### [Excerpt]
[Start]

Comparing Power Consumption: TGL to TGL

On the first page of this review, I covered that our Tiger Lake Reference Design offered three different power modes so that Intel’s customers could get an idea of performance they could expect to see if they built for the different sustained TDP options. The three modes offered to us were:

  • 15 W TDP (Base 1.8 GHz), no Adaptix
  • 28 W TDP (Base 3.0 GHz), no Adaptix
  • 28 W TDP (Base 3.0 GHz), Adaptix Enabled

Intel’s Adaptix is a suite of technologies that includes Dynamic Tuning 2.0, which implements DVFS feedback loops on top of supposedly AI-trained algorithms to help the system deliver power to the parts of the processor that need it most, such as CPU, GPU, interconnect, or accelerators. In reality, what we mostly see is that it reduces frequency in line with memory access stalls, keeping utilization high but reducing power, prolonging turbo modes.

Compute Workload

When we put these three modes onto a workload with a mix of heavy AVX-512 compute and memory accesses, the following is observed.

Note that due to time constraints this is the only test we ran with Adaptix enabled.

[End]

### [Written request]
Please write the next part of the excerpt on Tiger Lake power modes, picking up right after its last sentence. The items after this point are separate material, unrelated to the text above.

### [Extracted records]
[Start]

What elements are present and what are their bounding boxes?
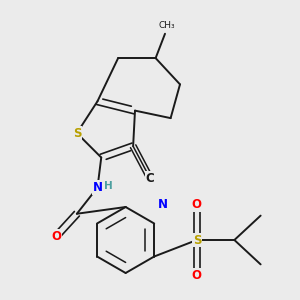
Text: S: S (193, 233, 201, 247)
Text: O: O (51, 230, 61, 243)
Text: CH₃: CH₃ (159, 21, 175, 30)
Text: C: C (146, 172, 154, 184)
Text: O: O (192, 269, 202, 282)
Text: O: O (192, 198, 202, 211)
Text: S: S (73, 127, 81, 140)
Text: N: N (158, 198, 168, 211)
Text: H: H (103, 181, 112, 190)
Text: N: N (92, 181, 103, 194)
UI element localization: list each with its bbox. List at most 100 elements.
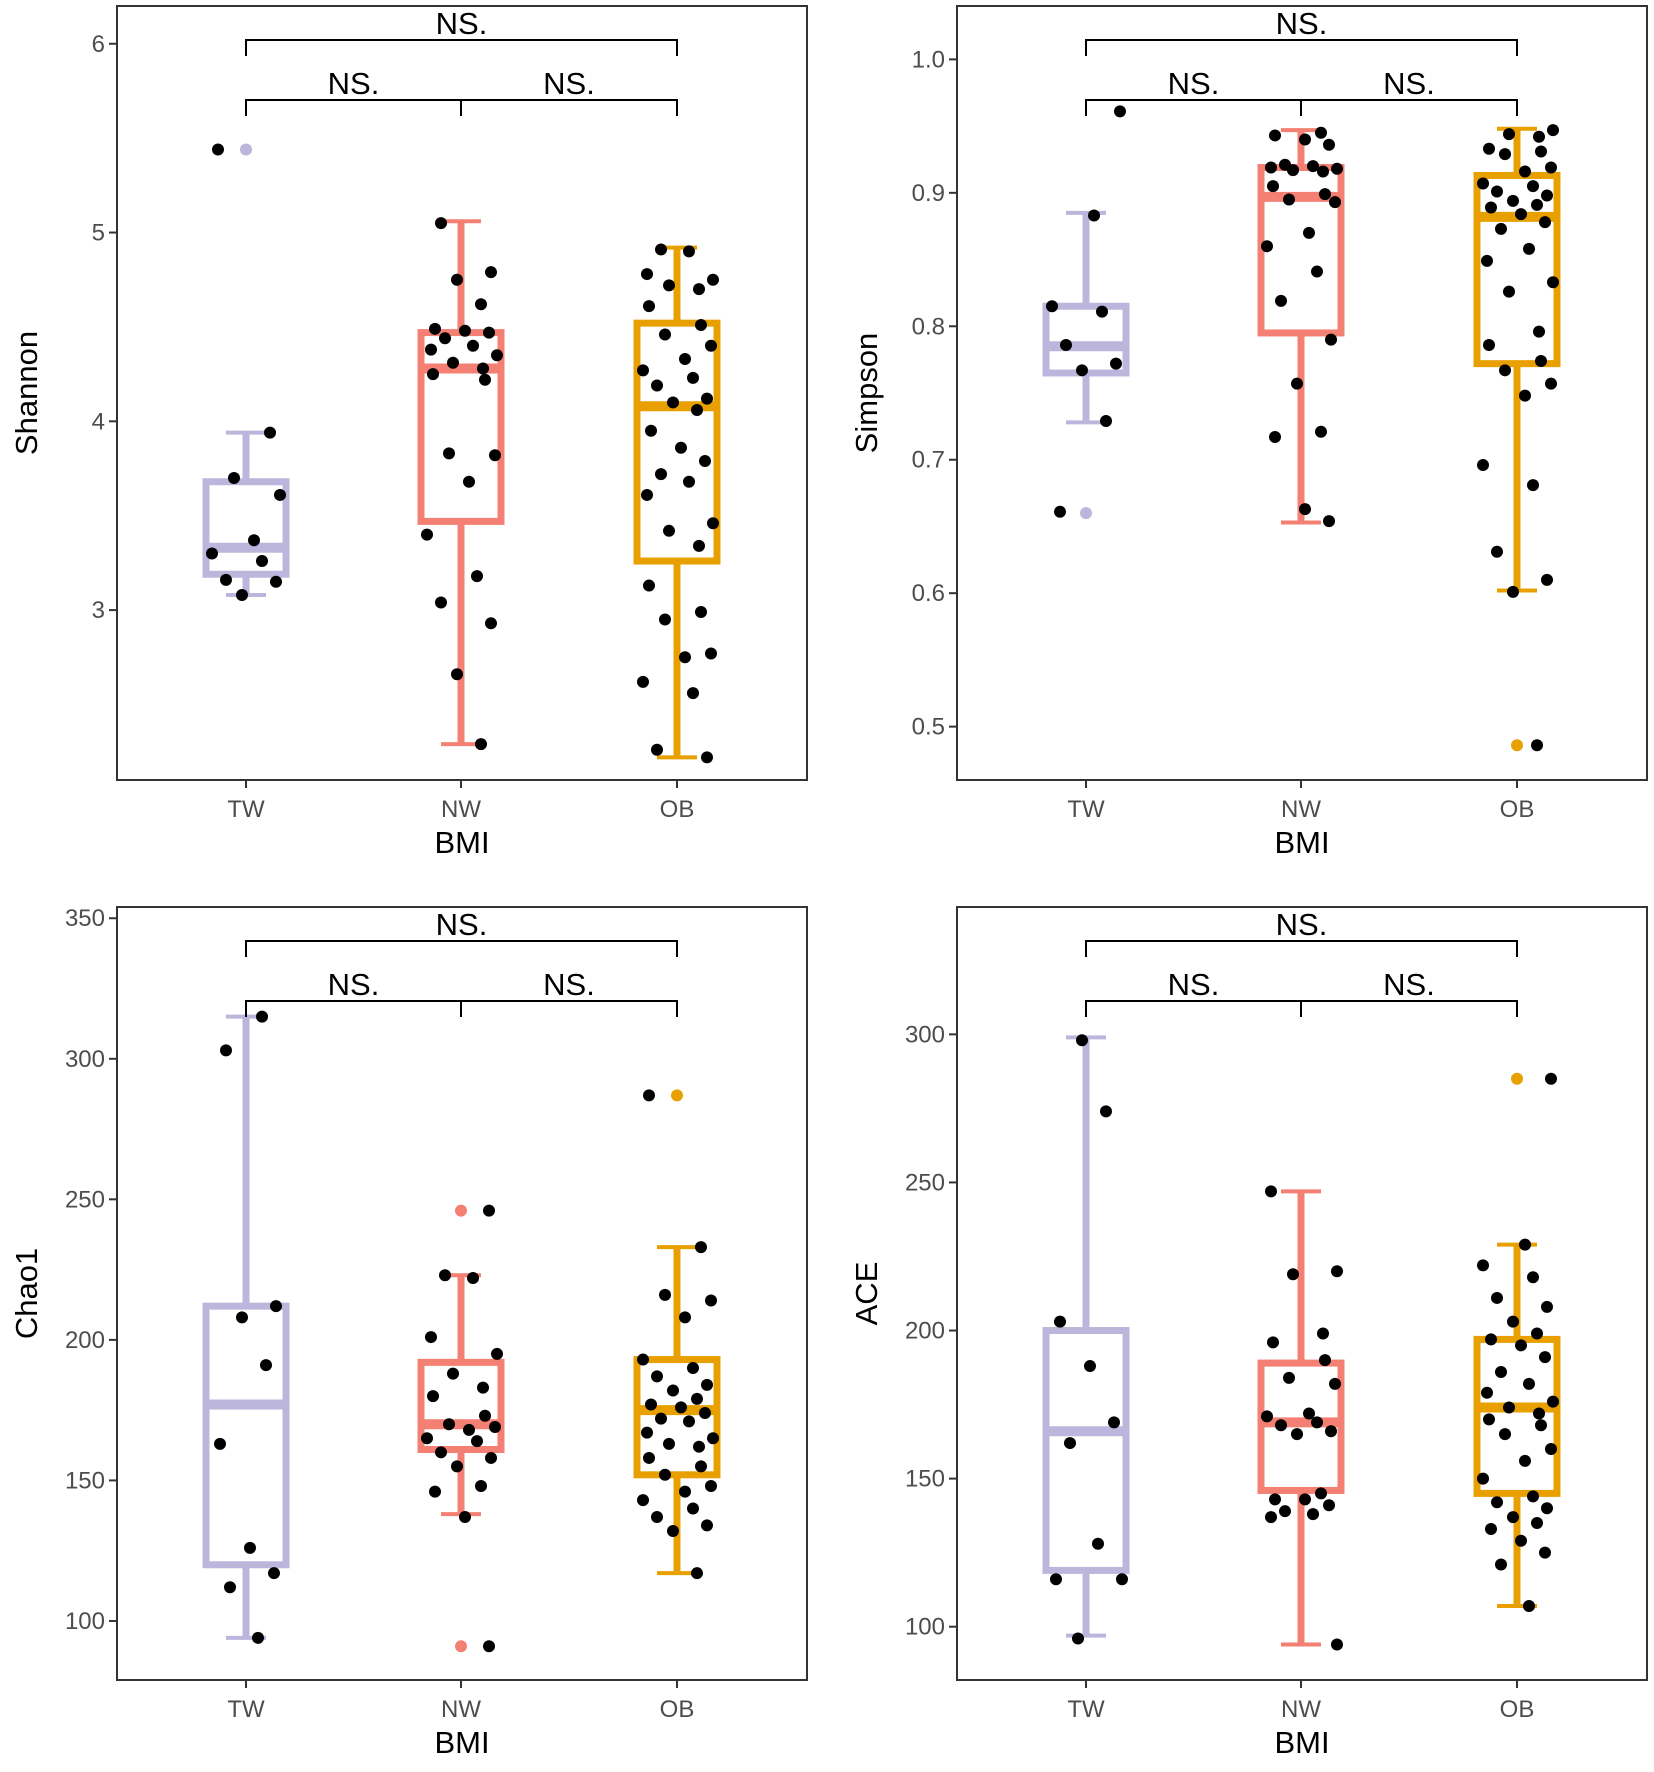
- data-point: [683, 245, 695, 258]
- points-nw: [1261, 126, 1343, 528]
- data-point: [651, 743, 663, 756]
- data-point: [485, 266, 497, 279]
- bracket-line: [1085, 940, 1518, 957]
- x-tick-label-nw: NW: [441, 796, 481, 823]
- data-point: [1299, 133, 1311, 146]
- data-point: [1547, 1395, 1559, 1408]
- y-tick-label: 200: [905, 1318, 945, 1345]
- y-tick-label: 150: [65, 1467, 105, 1494]
- data-point: [1483, 142, 1495, 155]
- data-point: [1303, 1407, 1315, 1420]
- comparison-nw-ob: NS.: [1300, 66, 1518, 116]
- data-point: [1485, 1522, 1497, 1535]
- data-point: [435, 596, 447, 609]
- data-point: [1547, 276, 1559, 289]
- data-point: [643, 1451, 655, 1464]
- data-point: [1533, 130, 1545, 143]
- data-point: [1275, 1419, 1287, 1432]
- data-point: [675, 441, 687, 454]
- data-point: [1100, 1105, 1112, 1118]
- data-point: [651, 1370, 663, 1383]
- data-point: [687, 371, 699, 384]
- data-point: [1269, 1493, 1281, 1506]
- data-point: [1269, 129, 1281, 142]
- data-point: [1110, 357, 1122, 370]
- data-point: [691, 1392, 703, 1405]
- data-point: [637, 364, 649, 377]
- data-point: [421, 528, 433, 541]
- data-point: [1481, 254, 1493, 267]
- data-point: [693, 539, 705, 552]
- data-point: [1072, 1632, 1084, 1645]
- data-point: [1515, 1339, 1527, 1352]
- data-point: [1299, 1493, 1311, 1506]
- data-point: [705, 1294, 717, 1307]
- data-point: [1076, 1034, 1088, 1047]
- data-point: [1503, 128, 1515, 141]
- significance-label: NS.: [436, 907, 488, 942]
- box-body: [202, 1302, 290, 1569]
- significance-label: NS.: [1168, 66, 1220, 101]
- data-point: [1523, 242, 1535, 255]
- data-point: [667, 1525, 679, 1538]
- x-tick-label-tw: TW: [1067, 1696, 1105, 1723]
- data-point: [1527, 1490, 1539, 1503]
- data-point: [1541, 189, 1553, 202]
- data-point: [1545, 1072, 1557, 1085]
- data-point: [655, 468, 667, 481]
- points-nw: [421, 1204, 503, 1653]
- data-point: [1483, 338, 1495, 351]
- data-point: [1477, 1472, 1489, 1485]
- data-point: [236, 1311, 248, 1324]
- data-point: [695, 605, 707, 618]
- outlier-point: [455, 1204, 467, 1217]
- data-point: [1319, 1354, 1331, 1367]
- box-nw: [1257, 1189, 1345, 1647]
- x-axis-title: BMI: [434, 825, 489, 860]
- data-point: [641, 268, 653, 281]
- data-point: [1545, 377, 1557, 390]
- y-axis-title: Shannon: [9, 331, 44, 455]
- y-tick-label: 350: [65, 905, 105, 932]
- data-point: [1269, 431, 1281, 444]
- panel-chao1: 100 150 200 250 300 350 TW NW OB BMI Chao1 NS. NS. NS…: [9, 905, 808, 1760]
- data-point: [220, 573, 232, 586]
- box-tw: [202, 1014, 290, 1640]
- comparison-tw-ob: NS.: [245, 6, 678, 56]
- data-point: [1317, 1327, 1329, 1340]
- data-point: [489, 449, 501, 462]
- data-point: [667, 396, 679, 409]
- significance-label: NS.: [1276, 6, 1328, 41]
- y-tick-label: 200: [65, 1327, 105, 1354]
- data-point: [1116, 1573, 1128, 1586]
- data-point: [248, 534, 260, 547]
- outlier-point: [671, 1089, 683, 1102]
- points-nw: [421, 217, 503, 751]
- data-point: [1076, 364, 1088, 377]
- panel-ace: 100 150 200 250 300 TW NW OB BMI ACE NS. NS. NS.: [849, 906, 1648, 1760]
- data-point: [451, 273, 463, 286]
- data-point: [1311, 265, 1323, 278]
- data-point: [1491, 1291, 1503, 1304]
- box-nw: [417, 219, 505, 747]
- data-point: [1064, 1437, 1076, 1450]
- comparison-tw-nw: NS.: [245, 66, 462, 116]
- data-point: [693, 1440, 705, 1453]
- data-point: [1531, 739, 1543, 752]
- y-tick-label: 0.5: [912, 714, 945, 741]
- data-point: [655, 1412, 667, 1425]
- data-point: [643, 579, 655, 592]
- data-point: [679, 651, 691, 664]
- data-point: [1523, 1377, 1535, 1390]
- y-tick-label: 6: [92, 31, 105, 58]
- data-point: [637, 675, 649, 688]
- data-point: [1084, 1360, 1096, 1373]
- significance-label: NS.: [1383, 967, 1435, 1002]
- y-tick-label: 3: [92, 597, 105, 624]
- data-point: [1046, 300, 1058, 313]
- data-point: [1287, 1268, 1299, 1281]
- outlier-point: [240, 143, 252, 156]
- data-point: [1499, 148, 1511, 161]
- data-point: [206, 547, 218, 560]
- bracket-line: [245, 1000, 462, 1017]
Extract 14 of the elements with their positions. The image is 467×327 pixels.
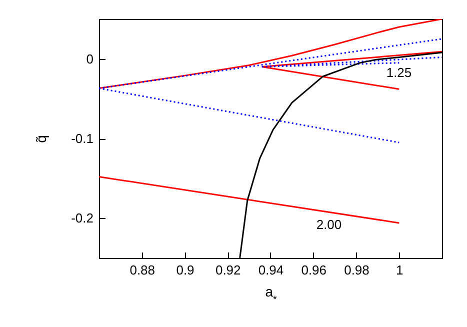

[End]

### [Response to this task]
This is a fixed workload to calculate 2.5 billion digits of Pi, which takes around 170-250 seconds, and uses both AVX-512 and 11.2 GB of DRAM to execute. We can already draw conclusions.

In all three power modes, the turbo mode power limit (PL2) is approximately the same at around 52 watts. As the system continues with turbo mode, the power consumed is decreased until the power budget is used up, and the 28 W mode has just over double the power budget of the 15 W mode.

Adaptix clearly works best like this, and although it initially follows the same downward trend as the regular 28 W mode, it levels out without hitting much of a ‘base’ frequency at all. Around about the 150 second mark (120 seconds into the test), there is a big enough drop followed by a flat-line which would probably indicate a thermally-derived sustained power mode, which occurs at 33 watts.

The overall time to complete this test was:

  • Core i7-1185G7 at 15 W: 243 seconds
  • Core i7-1185G7 at 28 W: 191 seconds
  • Core i7-1185G7 at 28 W Adaptix: 174 seconds

In this case moving from 15 W to 28 W gives a 27% speed-up, while Adaptix is a total 40% speed-up.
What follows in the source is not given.